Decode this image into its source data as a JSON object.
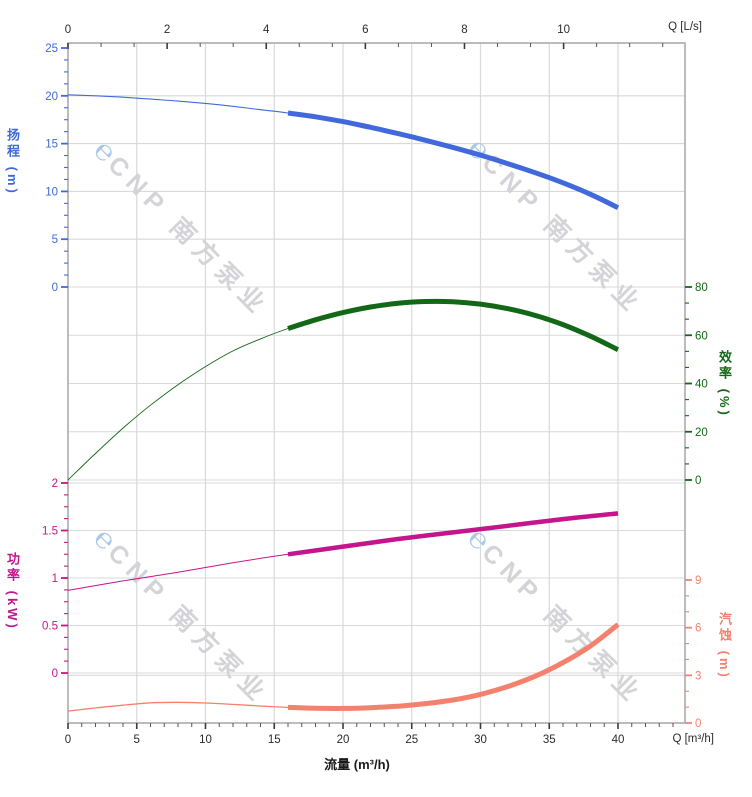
{
  "watermark": {
    "logo_glyph": "℮",
    "text": "CNP 南方泵业"
  },
  "chart_data": {
    "type": "line",
    "title": "",
    "x_bottom": {
      "title": "流量 (m³/h)",
      "corner_label": "Q [m³/h]",
      "major_ticks": [
        0,
        5,
        10,
        15,
        20,
        25,
        30,
        35,
        40
      ],
      "minor_step": 1
    },
    "x_top": {
      "corner_label": "Q [L/s]",
      "major_ticks": [
        0,
        2,
        4,
        6,
        8,
        10
      ],
      "minor_per_major": 3
    },
    "y_axes": [
      {
        "id": "head",
        "title": "扬程 (m)",
        "side": "left",
        "color": "#3f6ad8",
        "major_ticks": [
          25,
          20,
          15,
          10,
          5,
          0
        ],
        "minor_per_major": 4,
        "gridline_values": [
          20,
          15,
          10,
          5,
          0
        ]
      },
      {
        "id": "efficiency",
        "title": "效率 (%)",
        "side": "right",
        "color": "#126816",
        "major_ticks": [
          80,
          60,
          40,
          20,
          0
        ],
        "minor_per_major": 3,
        "gridline_values": [
          60,
          40,
          20,
          0
        ]
      },
      {
        "id": "power",
        "title": "功率 (kW)",
        "side": "left",
        "color": "#c5158c",
        "major_ticks": [
          2,
          1.5,
          1,
          0.5,
          0
        ],
        "minor_per_major": 4,
        "gridline_values": [
          2,
          1.5,
          1,
          0.5,
          0
        ]
      },
      {
        "id": "npsh",
        "title": "汽蚀 (m)",
        "side": "right",
        "color": "#f4816d",
        "major_ticks": [
          9,
          6,
          3,
          0
        ],
        "minor_per_major": 3,
        "gridline_values": [
          3
        ]
      }
    ],
    "duty_range_q_m3h": [
      16,
      40
    ],
    "series": [
      {
        "name": "扬程",
        "axis": "head",
        "color": "#4169db",
        "thin_width": 1.1,
        "thick_width": 5,
        "thick_from_q": 16,
        "q": [
          0,
          2,
          4,
          6,
          8,
          10,
          12,
          14,
          16,
          18,
          20,
          22,
          24,
          26,
          28,
          30,
          32,
          34,
          36,
          38,
          40
        ],
        "values": [
          20.1,
          20.0,
          19.85,
          19.65,
          19.45,
          19.2,
          18.9,
          18.55,
          18.2,
          17.8,
          17.3,
          16.7,
          16.05,
          15.35,
          14.6,
          13.8,
          12.9,
          11.95,
          10.9,
          9.7,
          8.3
        ]
      },
      {
        "name": "效率",
        "axis": "efficiency",
        "color": "#126816",
        "thin_width": 0.9,
        "thick_width": 5,
        "thick_from_q": 16,
        "q": [
          0,
          2,
          4,
          6,
          8,
          10,
          12,
          14,
          16,
          18,
          20,
          22,
          24,
          26,
          28,
          30,
          32,
          34,
          36,
          38,
          40
        ],
        "values": [
          0,
          11,
          21.5,
          31,
          39.5,
          47,
          53.5,
          58.5,
          62.8,
          66.4,
          69.4,
          71.7,
          73.3,
          74,
          73.9,
          72.9,
          71,
          68.2,
          64.4,
          59.6,
          54
        ]
      },
      {
        "name": "功率",
        "axis": "power",
        "color": "#c5158c",
        "thin_width": 1.0,
        "thick_width": 4.5,
        "thick_from_q": 16,
        "q": [
          0,
          4,
          8,
          12,
          16,
          20,
          24,
          28,
          32,
          36,
          40
        ],
        "values": [
          0.87,
          0.97,
          1.06,
          1.16,
          1.25,
          1.33,
          1.41,
          1.48,
          1.55,
          1.62,
          1.68
        ]
      },
      {
        "name": "汽蚀",
        "axis": "npsh",
        "color": "#f4816d",
        "thin_width": 1.3,
        "thick_width": 5,
        "thick_from_q": 16,
        "q": [
          0,
          2,
          4,
          6,
          8,
          10,
          12,
          14,
          16,
          18,
          20,
          22,
          24,
          26,
          28,
          30,
          32,
          34,
          36,
          38,
          40
        ],
        "values": [
          0.75,
          0.95,
          1.12,
          1.27,
          1.3,
          1.26,
          1.17,
          1.07,
          0.98,
          0.93,
          0.92,
          0.96,
          1.06,
          1.22,
          1.45,
          1.8,
          2.3,
          2.95,
          3.8,
          4.85,
          6.2
        ]
      }
    ]
  }
}
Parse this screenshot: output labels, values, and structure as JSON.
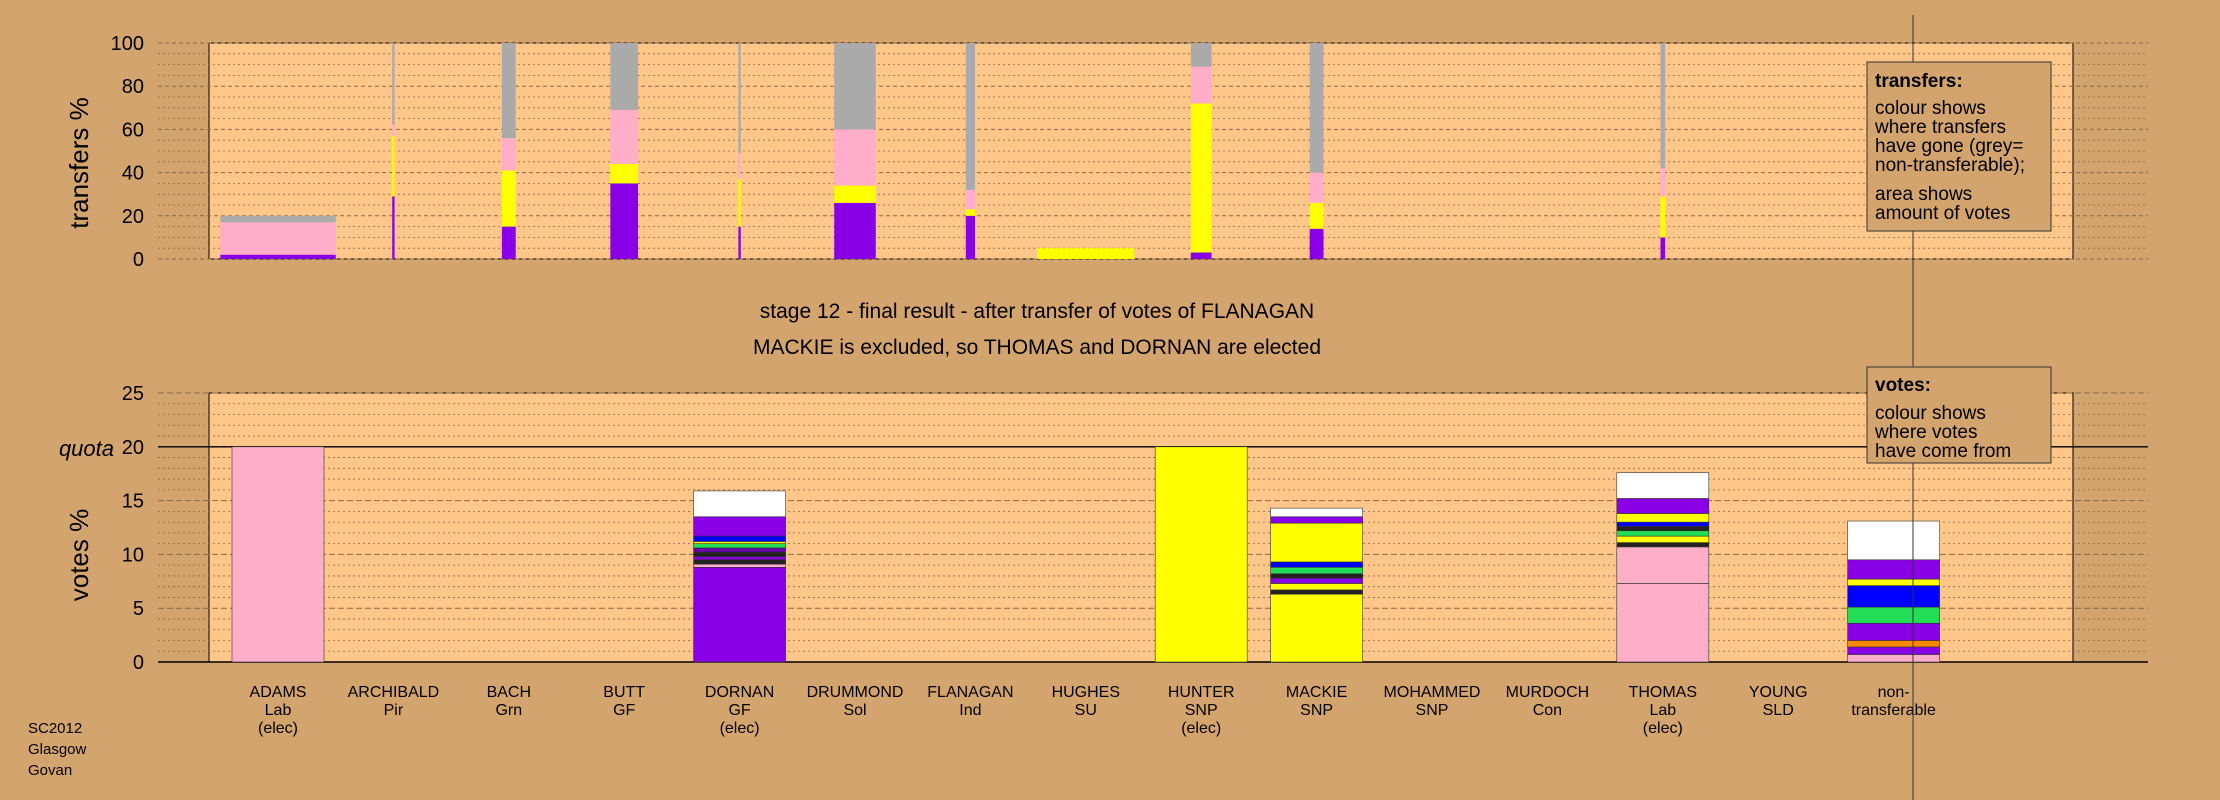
{
  "colors": {
    "page_bg": "#d4a46e",
    "plot_bg": "#ffc68a",
    "lab": "#ffaec9",
    "snp": "#ffff00",
    "gf": "#8a00e6",
    "non_transferable": "#aaaaaa",
    "grn": "#00e64d",
    "sld": "#ff9900",
    "con": "#0033ff",
    "white": "#ffffff",
    "dark": "#222222",
    "green": "#22dd55",
    "orange": "#ff8800",
    "blue": "#0000ff",
    "purple2": "#6600aa"
  },
  "texts": {
    "title_line1": "stage 12 - final result - after transfer of votes of FLANAGAN",
    "title_line2": "MACKIE is excluded, so THOMAS and DORNAN are elected",
    "quota_label": "quota",
    "footer": [
      "SC2012",
      "Glasgow",
      "Govan"
    ]
  },
  "legend": {
    "transfers": {
      "heading": "transfers:",
      "lines": [
        "colour shows",
        "where transfers",
        "have gone (grey=",
        "non-transferable);",
        "area shows",
        "amount of votes"
      ]
    },
    "votes": {
      "heading": "votes:",
      "lines": [
        "colour shows",
        "where votes",
        "have come from"
      ]
    }
  },
  "chart_data": [
    {
      "type": "bar",
      "stacked": true,
      "ylabel": "transfers %",
      "ylim": [
        0,
        100
      ],
      "yticks": [
        0,
        20,
        40,
        60,
        80,
        100
      ],
      "grid": true,
      "bars": [
        {
          "center": 1,
          "halfwidth": 0.5,
          "segments": [
            {
              "v": 2,
              "c": "gf"
            },
            {
              "v": 15,
              "c": "lab"
            },
            {
              "v": 3,
              "c": "non_transferable"
            }
          ]
        },
        {
          "center": 2,
          "halfwidth": 0.01,
          "segments": [
            {
              "v": 29,
              "c": "gf"
            },
            {
              "v": 28,
              "c": "snp"
            },
            {
              "v": 5,
              "c": "lab"
            },
            {
              "v": 38,
              "c": "non_transferable"
            }
          ]
        },
        {
          "center": 3,
          "halfwidth": 0.06,
          "segments": [
            {
              "v": 15,
              "c": "gf"
            },
            {
              "v": 26,
              "c": "snp"
            },
            {
              "v": 15,
              "c": "lab"
            },
            {
              "v": 44,
              "c": "non_transferable"
            }
          ]
        },
        {
          "center": 4,
          "halfwidth": 0.12,
          "segments": [
            {
              "v": 35,
              "c": "gf"
            },
            {
              "v": 9,
              "c": "snp"
            },
            {
              "v": 25,
              "c": "lab"
            },
            {
              "v": 31,
              "c": "non_transferable"
            }
          ]
        },
        {
          "center": 5,
          "halfwidth": 0.01,
          "segments": [
            {
              "v": 15,
              "c": "gf"
            },
            {
              "v": 22,
              "c": "snp"
            },
            {
              "v": 12,
              "c": "lab"
            },
            {
              "v": 51,
              "c": "non_transferable"
            }
          ]
        },
        {
          "center": 6,
          "halfwidth": 0.18,
          "segments": [
            {
              "v": 26,
              "c": "gf"
            },
            {
              "v": 8,
              "c": "snp"
            },
            {
              "v": 26,
              "c": "lab"
            },
            {
              "v": 40,
              "c": "non_transferable"
            }
          ]
        },
        {
          "center": 7,
          "halfwidth": 0.04,
          "segments": [
            {
              "v": 20,
              "c": "gf"
            },
            {
              "v": 3,
              "c": "snp"
            },
            {
              "v": 9,
              "c": "lab"
            },
            {
              "v": 68,
              "c": "non_transferable"
            }
          ]
        },
        {
          "center": 8,
          "halfwidth": 0.42,
          "segments": [
            {
              "v": 5,
              "c": "snp"
            }
          ]
        },
        {
          "center": 9,
          "halfwidth": 0.09,
          "segments": [
            {
              "v": 3,
              "c": "gf"
            },
            {
              "v": 69,
              "c": "snp"
            },
            {
              "v": 17,
              "c": "lab"
            },
            {
              "v": 11,
              "c": "non_transferable"
            }
          ]
        },
        {
          "center": 10,
          "halfwidth": 0.06,
          "segments": [
            {
              "v": 14,
              "c": "gf"
            },
            {
              "v": 12,
              "c": "snp"
            },
            {
              "v": 14,
              "c": "lab"
            },
            {
              "v": 60,
              "c": "non_transferable"
            }
          ]
        },
        {
          "center": 13,
          "halfwidth": 0.02,
          "segments": [
            {
              "v": 10,
              "c": "gf"
            },
            {
              "v": 19,
              "c": "snp"
            },
            {
              "v": 13,
              "c": "lab"
            },
            {
              "v": 58,
              "c": "non_transferable"
            }
          ]
        }
      ]
    },
    {
      "type": "bar",
      "stacked": true,
      "ylabel": "votes %",
      "ylim": [
        0,
        25
      ],
      "yticks": [
        0,
        5,
        10,
        15,
        20,
        25
      ],
      "quota": 20,
      "grid": true,
      "categories": [
        {
          "name": "ADAMS",
          "party": "Lab",
          "status": "(elec)"
        },
        {
          "name": "ARCHIBALD",
          "party": "Pir",
          "status": ""
        },
        {
          "name": "BACH",
          "party": "Grn",
          "status": ""
        },
        {
          "name": "BUTT",
          "party": "GF",
          "status": ""
        },
        {
          "name": "DORNAN",
          "party": "GF",
          "status": "(elec)"
        },
        {
          "name": "DRUMMOND",
          "party": "Sol",
          "status": ""
        },
        {
          "name": "FLANAGAN",
          "party": "Ind",
          "status": ""
        },
        {
          "name": "HUGHES",
          "party": "SU",
          "status": ""
        },
        {
          "name": "HUNTER",
          "party": "SNP",
          "status": "(elec)"
        },
        {
          "name": "MACKIE",
          "party": "SNP",
          "status": ""
        },
        {
          "name": "MOHAMMED",
          "party": "SNP",
          "status": ""
        },
        {
          "name": "MURDOCH",
          "party": "Con",
          "status": ""
        },
        {
          "name": "THOMAS",
          "party": "Lab",
          "status": "(elec)"
        },
        {
          "name": "YOUNG",
          "party": "SLD",
          "status": ""
        },
        {
          "name": "non-",
          "party": "transferable",
          "status": ""
        }
      ],
      "bars": [
        {
          "index": 0,
          "segments": [
            {
              "v": 20,
              "c": "lab"
            }
          ]
        },
        {
          "index": 4,
          "segments": [
            {
              "v": 8.8,
              "c": "gf"
            },
            {
              "v": 0.3,
              "c": "lab"
            },
            {
              "v": 0.4,
              "c": "dark"
            },
            {
              "v": 0.3,
              "c": "gf"
            },
            {
              "v": 0.4,
              "c": "dark"
            },
            {
              "v": 0.4,
              "c": "purple2"
            },
            {
              "v": 0.4,
              "c": "green"
            },
            {
              "v": 0.2,
              "c": "snp"
            },
            {
              "v": 0.5,
              "c": "blue"
            },
            {
              "v": 1.8,
              "c": "gf"
            },
            {
              "v": 2.4,
              "c": "white"
            }
          ]
        },
        {
          "index": 8,
          "segments": [
            {
              "v": 20,
              "c": "snp"
            }
          ]
        },
        {
          "index": 9,
          "segments": [
            {
              "v": 6.3,
              "c": "snp"
            },
            {
              "v": 0.4,
              "c": "dark"
            },
            {
              "v": 0.6,
              "c": "snp"
            },
            {
              "v": 0.5,
              "c": "gf"
            },
            {
              "v": 0.4,
              "c": "dark"
            },
            {
              "v": 0.6,
              "c": "green"
            },
            {
              "v": 0.5,
              "c": "blue"
            },
            {
              "v": 3.6,
              "c": "snp"
            },
            {
              "v": 0.6,
              "c": "gf"
            },
            {
              "v": 0.8,
              "c": "white"
            }
          ]
        },
        {
          "index": 12,
          "segments": [
            {
              "v": 7.3,
              "c": "lab"
            },
            {
              "v": 3.4,
              "c": "lab"
            },
            {
              "v": 0.4,
              "c": "dark"
            },
            {
              "v": 0.6,
              "c": "snp"
            },
            {
              "v": 0.5,
              "c": "green"
            },
            {
              "v": 0.4,
              "c": "dark"
            },
            {
              "v": 0.4,
              "c": "blue"
            },
            {
              "v": 0.8,
              "c": "snp"
            },
            {
              "v": 1.4,
              "c": "gf"
            },
            {
              "v": 2.4,
              "c": "white"
            }
          ]
        },
        {
          "index": 14,
          "segments": [
            {
              "v": 0.7,
              "c": "lab"
            },
            {
              "v": 0.7,
              "c": "gf"
            },
            {
              "v": 0.6,
              "c": "orange"
            },
            {
              "v": 1.6,
              "c": "gf"
            },
            {
              "v": 1.5,
              "c": "green"
            },
            {
              "v": 2.0,
              "c": "blue"
            },
            {
              "v": 0.6,
              "c": "snp"
            },
            {
              "v": 1.8,
              "c": "gf"
            },
            {
              "v": 3.6,
              "c": "white"
            }
          ]
        }
      ]
    }
  ]
}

################

Find the word "transfers" and list each line it appears in.

    "transfers": {
      "heading": "transfers:",
        "where transfers",
      "ylabel": "transfers %",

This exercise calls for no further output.